Supplied entries:

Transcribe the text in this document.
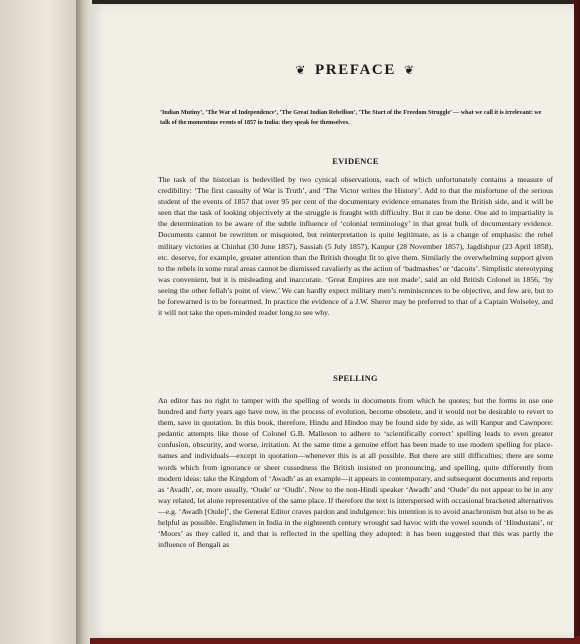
❦ PREFACE ❦
‘Indian Mutiny’, ‘The War of Independence’, ‘The Great Indian Rebellion’, ‘The Start of the Freedom Struggle’ — what we call it is irrelevant: we talk of the momentous events of 1857 in India: they speak for themselves.
EVIDENCE

The task of the historian is bedevilled by two cynical observations, each of which unfortunately contains a measure of credibility: ‘The first casualty of War is Truth’, and ‘The Victor writes the History’. Add to that the misfortune of the serious student of the events of 1857 that over 95 per cent of the documentary evidence emanates from the British side, and it will be seen that the task of looking objectively at the struggle is fraught with difficulty. But it can be done. One aid to impartiality is the determination to be aware of the subtle influence of ‘colonial terminology’ in that great bulk of documentary evidence. Documents cannot be rewritten or misquoted, but reinterpretation is quite legitimate, as is a change of emphasis: the rebel military victories at Chinhat (30 June 1857), Sassiah (5 July 1857), Kanpur (28 November 1857), Jagdishpur (23 April 1858), etc. deserve, for example, greater attention than the British thought fit to give them. Similarly the overwhelming support given to the rebels in some rural areas cannot be dismissed cavalierly as the action of ‘badmashes’ or ‘dacoits’. Simplistic stereotyping was convenient, but it is misleading and inaccurate. ‘Great Empires are not made’, said an old British Colonel in 1856, ‘by seeing the other fellah’s point of view.’ We can hardly expect military men’s reminiscences to be objective, and few are, but to be forewarned is to be forearmed. In practice the evidence of a J.W. Sherer may be preferred to that of a Captain Wolseley, and it will not take the open-minded reader long to see why.

SPELLING

An editor has no right to tamper with the spelling of words in documents from which he quotes; but the forms in use one hundred and forty years ago have now, in the process of evolution, become obsolete, and it would not be desirable to revert to them, save in quotation. In this book, therefore, Hindu and Hindoo may be found side by side, as will Kanpur and Cawnpore: pedantic attempts like those of Colonel G.B. Malleson to adhere to ‘scientifically correct’ spelling leads to even greater confusion, obscurity, and worse, irritation. At the same time a genuine effort has been made to use modern spelling for place-names and individuals—except in quotation—whenever this is at all possible. But there are still difficulties; there are some words which from ignorance or sheer cussedness the British insisted on pronouncing, and spelling, quite differently from modern ideas: take the Kingdom of ‘Awadh’ as an example—it appears in contemporary, and subsequent documents and reports as ‘Avadh’, or, more usually, ‘Oude’ or ‘Oudh’. Now to the non-Hindi speaker ‘Awadh’ and ‘Oude’ do not appear to be in any way related, let alone representative of the same place. If therefore the text is interspersed with occasional bracketed alternatives—e.g. ‘Awadh [Oude]’, the General Editor craves pardon and indulgence: his intention is to avoid anachronism but also to be as helpful as possible. Englishmen in India in the eighteenth century wrought sad havoc with the vowel sounds of ‘Hindustani’, or ‘Moors’ as they called it, and that is reflected in the spelling they adopted: it has been suggested that this was partly the influence of Bengali as
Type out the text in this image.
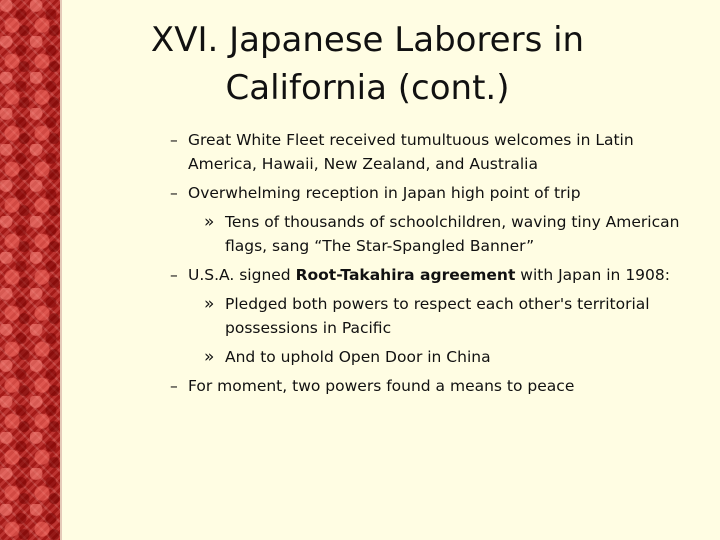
XVI. Japanese Laborers in California (cont.)
– Great White Fleet received tumultuous welcomes in Latin America, Hawaii, New Zealand, and Australia
– Overwhelming reception in Japan high point of trip
» Tens of thousands of schoolchildren, waving tiny American flags, sang “The Star-Spangled Banner”
– U.S.A. signed Root-Takahira agreement with Japan in 1908:
» Pledged both powers to respect each other's territorial possessions in Pacific
» And to uphold Open Door in China
– For moment, two powers found a means to peace
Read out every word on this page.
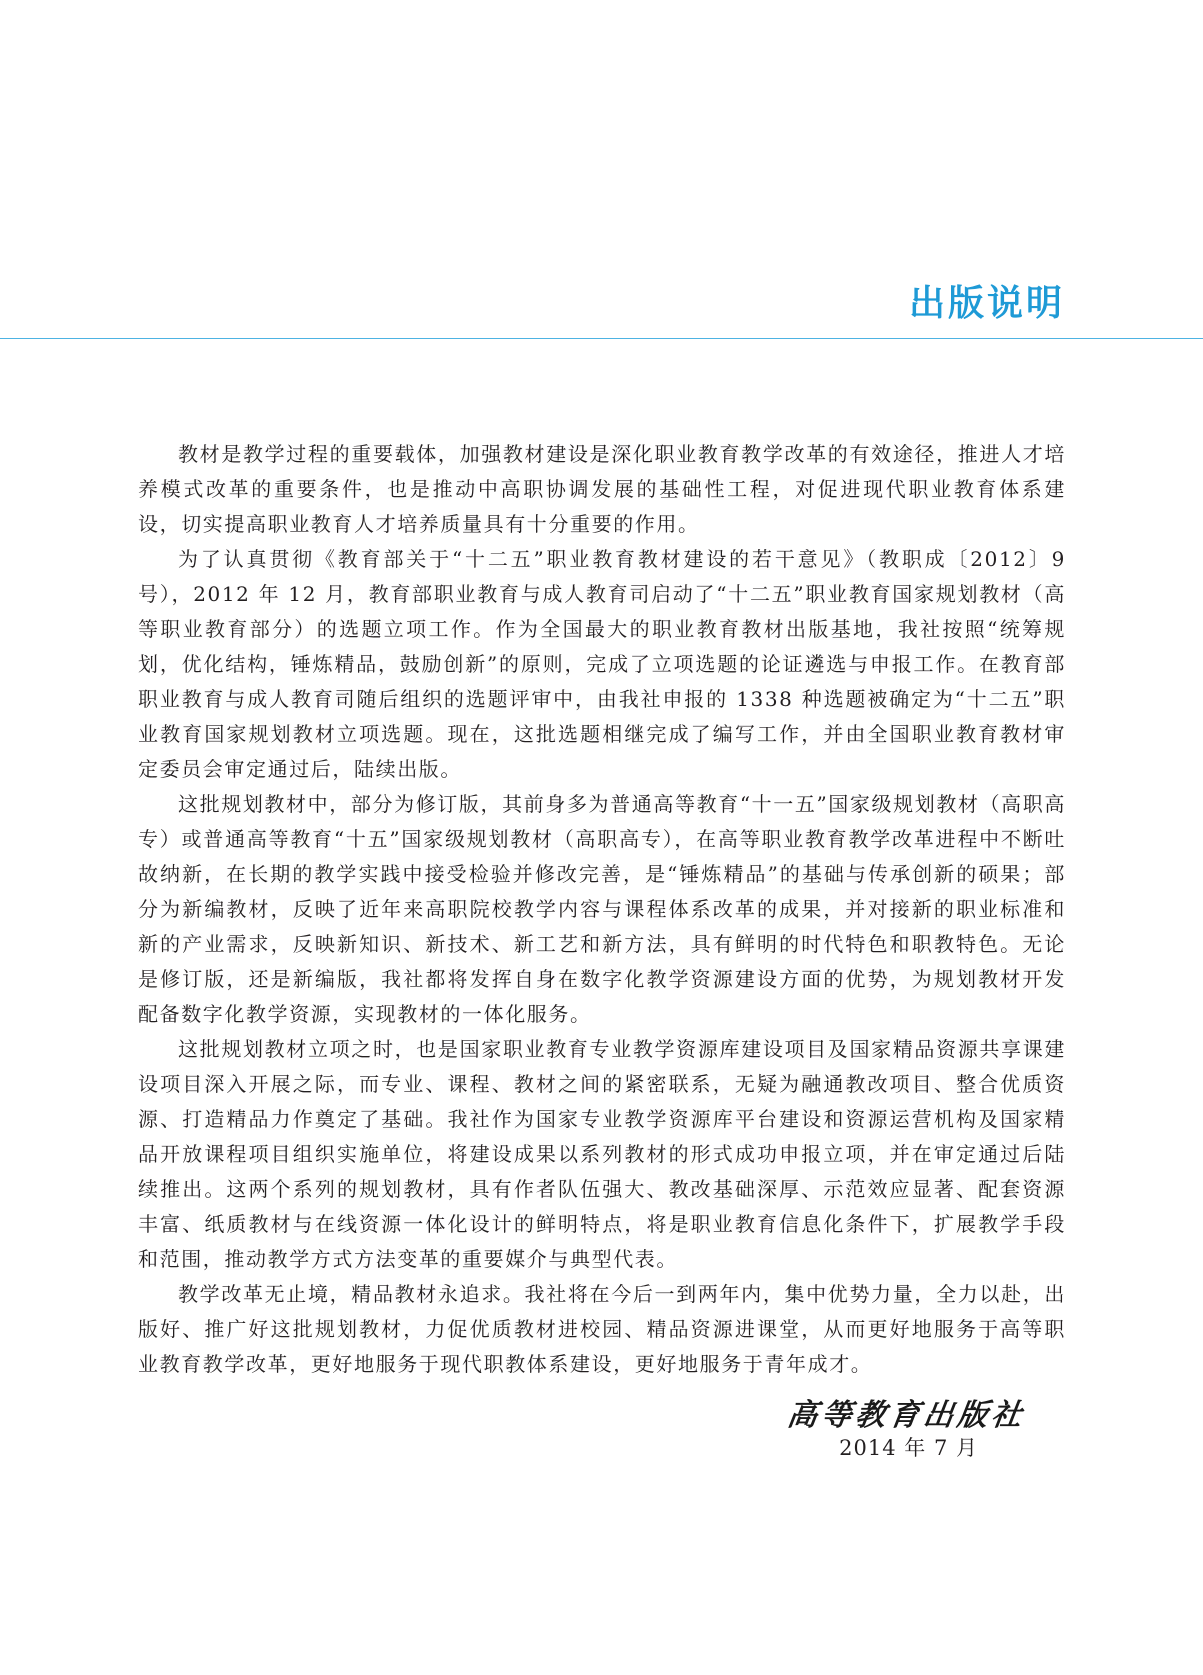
出版说明

教材是教学过程的重要载体，加强教材建设是深化职业教育教学改革的有效途径，推进人才培养模式改革的重要条件，也是推动中高职协调发展的基础性工程，对促进现代职业教育体系建设，切实提高职业教育人才培养质量具有十分重要的作用。

为了认真贯彻《教育部关于“十二五”职业教育教材建设的若干意见》（教职成〔2012〕9 号），2012 年 12 月，教育部职业教育与成人教育司启动了“十二五”职业教育国家规划教材（高等职业教育部分）的选题立项工作。作为全国最大的职业教育教材出版基地，我社按照“统筹规划，优化结构，锤炼精品，鼓励创新”的原则，完成了立项选题的论证遴选与申报工作。在教育部职业教育与成人教育司随后组织的选题评审中，由我社申报的 1338 种选题被确定为“十二五”职业教育国家规划教材立项选题。现在，这批选题相继完成了编写工作，并由全国职业教育教材审定委员会审定通过后，陆续出版。

这批规划教材中，部分为修订版，其前身多为普通高等教育“十一五”国家级规划教材（高职高专）或普通高等教育“十五”国家级规划教材（高职高专），在高等职业教育教学改革进程中不断吐故纳新，在长期的教学实践中接受检验并修改完善，是“锤炼精品”的基础与传承创新的硕果；部分为新编教材，反映了近年来高职院校教学内容与课程体系改革的成果，并对接新的职业标准和新的产业需求，反映新知识、新技术、新工艺和新方法，具有鲜明的时代特色和职教特色。无论是修订版，还是新编版，我社都将发挥自身在数字化教学资源建设方面的优势，为规划教材开发配备数字化教学资源，实现教材的一体化服务。

这批规划教材立项之时，也是国家职业教育专业教学资源库建设项目及国家精品资源共享课建设项目深入开展之际，而专业、课程、教材之间的紧密联系，无疑为融通教改项目、整合优质资源、打造精品力作奠定了基础。我社作为国家专业教学资源库平台建设和资源运营机构及国家精品开放课程项目组织实施单位，将建设成果以系列教材的形式成功申报立项，并在审定通过后陆续推出。这两个系列的规划教材，具有作者队伍强大、教改基础深厚、示范效应显著、配套资源丰富、纸质教材与在线资源一体化设计的鲜明特点，将是职业教育信息化条件下，扩展教学手段和范围，推动教学方式方法变革的重要媒介与典型代表。

教学改革无止境，精品教材永追求。我社将在今后一到两年内，集中优势力量，全力以赴，出版好、推广好这批规划教材，力促优质教材进校园、精品资源进课堂，从而更好地服务于高等职业教育教学改革，更好地服务于现代职教体系建设，更好地服务于青年成才。

高等教育出版社
2014 年 7 月
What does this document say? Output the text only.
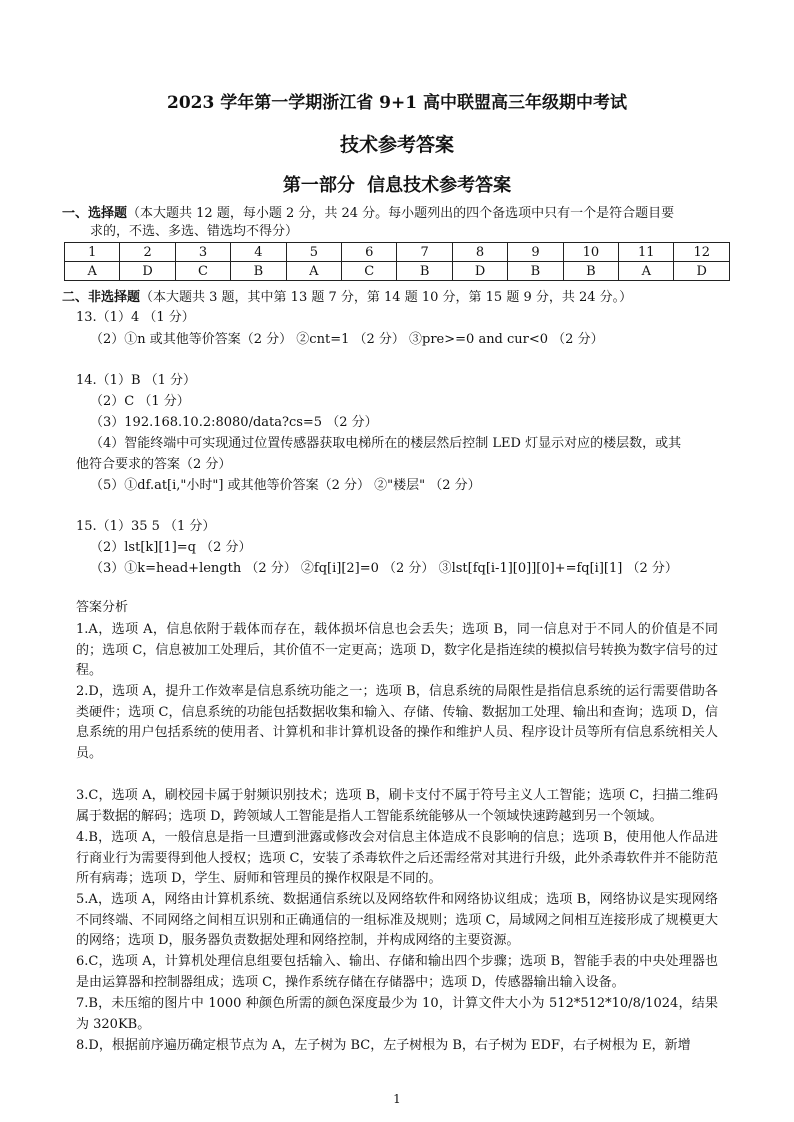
2023 学年第一学期浙江省 9+1 高中联盟高三年级期中考试
技术参考答案
第一部分 信息技术参考答案
一、选择题（本大题共 12 题，每小题 2 分，共 24 分。每小题列出的四个备选项中只有一个是符合题目要
求的，不选、多选、错选均不得分）
1	2	3	4	5	6	7	8	9	10	11	12
A	D	C	B	A	C	B	D	B	B	A	D
二、非选择题（本大题共 3 题，其中第 13 题 7 分，第 14 题 10 分，第 15 题 9 分，共 24 分。）
13.（1）4 （1 分）
（2）①n 或其他等价答案（2 分） ②cnt=1 （2 分） ③pre>=0 and cur<0 （2 分）
14.（1）B （1 分）
（2）C （1 分）
（3）192.168.10.2:8080/data?cs=5 （2 分）
（4）智能终端中可实现通过位置传感器获取电梯所在的楼层然后控制 LED 灯显示对应的楼层数，或其
他符合要求的答案（2 分）
（5）①df.at[i,"小时"] 或其他等价答案（2 分） ②"楼层" （2 分）
15.（1）35 5 （1 分）
（2）lst[k][1]=q （2 分）
（3）①k=head+length （2 分） ②fq[i][2]=0 （2 分） ③lst[fq[i-1][0]][0]+=fq[i][1] （2 分）
答案分析
1.A，选项 A，信息依附于载体而存在，载体损坏信息也会丢失；选项 B，同一信息对于不同人的价值是不同的；选项 C，信息被加工处理后，其价值不一定更高；选项 D，数字化是指连续的模拟信号转换为数字信号的过程。
2.D，选项 A，提升工作效率是信息系统功能之一；选项 B，信息系统的局限性是指信息系统的运行需要借助各类硬件；选项 C，信息系统的功能包括数据收集和输入、存储、传输、数据加工处理、输出和查询；选项 D，信息系统的用户包括系统的使用者、计算机和非计算机设备的操作和维护人员、程序设计员等所有信息系统相关人员。
3.C，选项 A，刷校园卡属于射频识别技术；选项 B，刷卡支付不属于符号主义人工智能；选项 C，扫描二维码属于数据的解码；选项 D，跨领域人工智能是指人工智能系统能够从一个领域快速跨越到另一个领域。
4.B，选项 A，一般信息是指一旦遭到泄露或修改会对信息主体造成不良影响的信息；选项 B，使用他人作品进行商业行为需要得到他人授权；选项 C，安装了杀毒软件之后还需经常对其进行升级，此外杀毒软件并不能防范所有病毒；选项 D，学生、厨师和管理员的操作权限是不同的。
5.A，选项 A，网络由计算机系统、数据通信系统以及网络软件和网络协议组成；选项 B，网络协议是实现网络不同终端、不同网络之间相互识别和正确通信的一组标准及规则；选项 C，局域网之间相互连接形成了规模更大的网络；选项 D，服务器负责数据处理和网络控制，并构成网络的主要资源。
6.C，选项 A，计算机处理信息组要包括输入、输出、存储和输出四个步骤；选项 B，智能手表的中央处理器也是由运算器和控制器组成；选项 C，操作系统存储在存储器中；选项 D，传感器输出输入设备。
7.B，未压缩的图片中 1000 种颜色所需的颜色深度最少为 10，计算文件大小为 512*512*10/8/1024，结果为 320KB。
8.D，根据前序遍历确定根节点为 A，左子树为 BC，左子树根为 B，右子树为 EDF，右子树根为 E，新增
1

Requirement: Copy and report every line where the word "或其他等价答案" is present.

Finished exercise:
（2）①n 或其他等价答案（2 分） ②cnt=1 （2 分） ③pre>=0 and cur<0 （2 分）
（5）①df.at[i,"小时"] 或其他等价答案（2 分） ②"楼层" （2 分）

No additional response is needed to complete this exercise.